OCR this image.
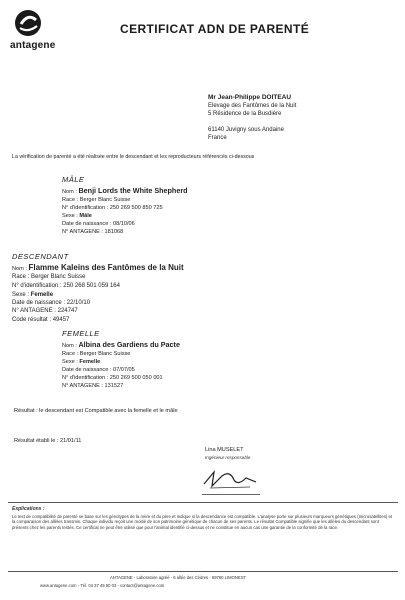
antagene
CERTIFICAT ADN DE PARENTÉ
Mr Jean-Philippe DOITEAU
Elevage des Fantômes de la Nuit
5 Résidence de la Busdière
61140 Juvigny sous Andaine
France
La vérification de parenté a été réalisée entre le descendant et les reproducteurs référencés ci-dessous
MÂLE
Nom : Benji Lords the White Shepherd
Race : Berger Blanc Suisse
N° d'identification : 250 269 500 850 725
Sexe : Mâle
Date de naissance : 08/10/06
N° ANTAGENE : 181068
DESCENDANT
Nom : Flamme Kaleins des Fantômes de la Nuit
Race : Berger Blanc Suisse
N° d'identification : 250 268 501 059 164
Sexe : Femelle
Date de naissance : 22/10/10
N° ANTAGENE : 224747
Code résultat : 49457
FEMELLE
Nom : Albina des Gardiens du Pacte
Race : Berger Blanc Suisse
Sexe : Femelle
Date de naissance : 07/07/05
N° d'identification : 250 269 500 050 001
N° ANTAGENE : 131527
Résultat : le descendant est Compatible avec la femelle et le mâle
Résultat établi le : 21/01/11
Lina MUSELET
Ingénieur responsable
Explications :
Le test de compatibilité de parenté se base sur les génotypes de la mère et du père et indique si la descendance est compatible. L'analyse porte sur plusieurs marqueurs génétiques (microsatellites) et la comparaison des allèles transmis. Chaque individu reçoit une moitié de son patrimoine génétique de chacun de ses parents. Le résultat Compatible signifie que les allèles du descendant sont présents chez les parents testés. Ce certificat ne peut être utilisé que pour l'animal identifié ci-dessus et ne constitue en aucun cas une garantie de la conformité de la race.
ANTAGENE - Laboratoire agréé - 6 allée des Cèdres - 69760 LIMONEST
www.antagene.com - Tél. 04 37 49 90 03 - contact@antagene.com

• • •

TASK DETAILS: Identify each line containing the string "Date" and copy it out.

REPLY:
Date de naissance : 08/10/06
Date de naissance : 22/10/10
Date de naissance : 07/07/05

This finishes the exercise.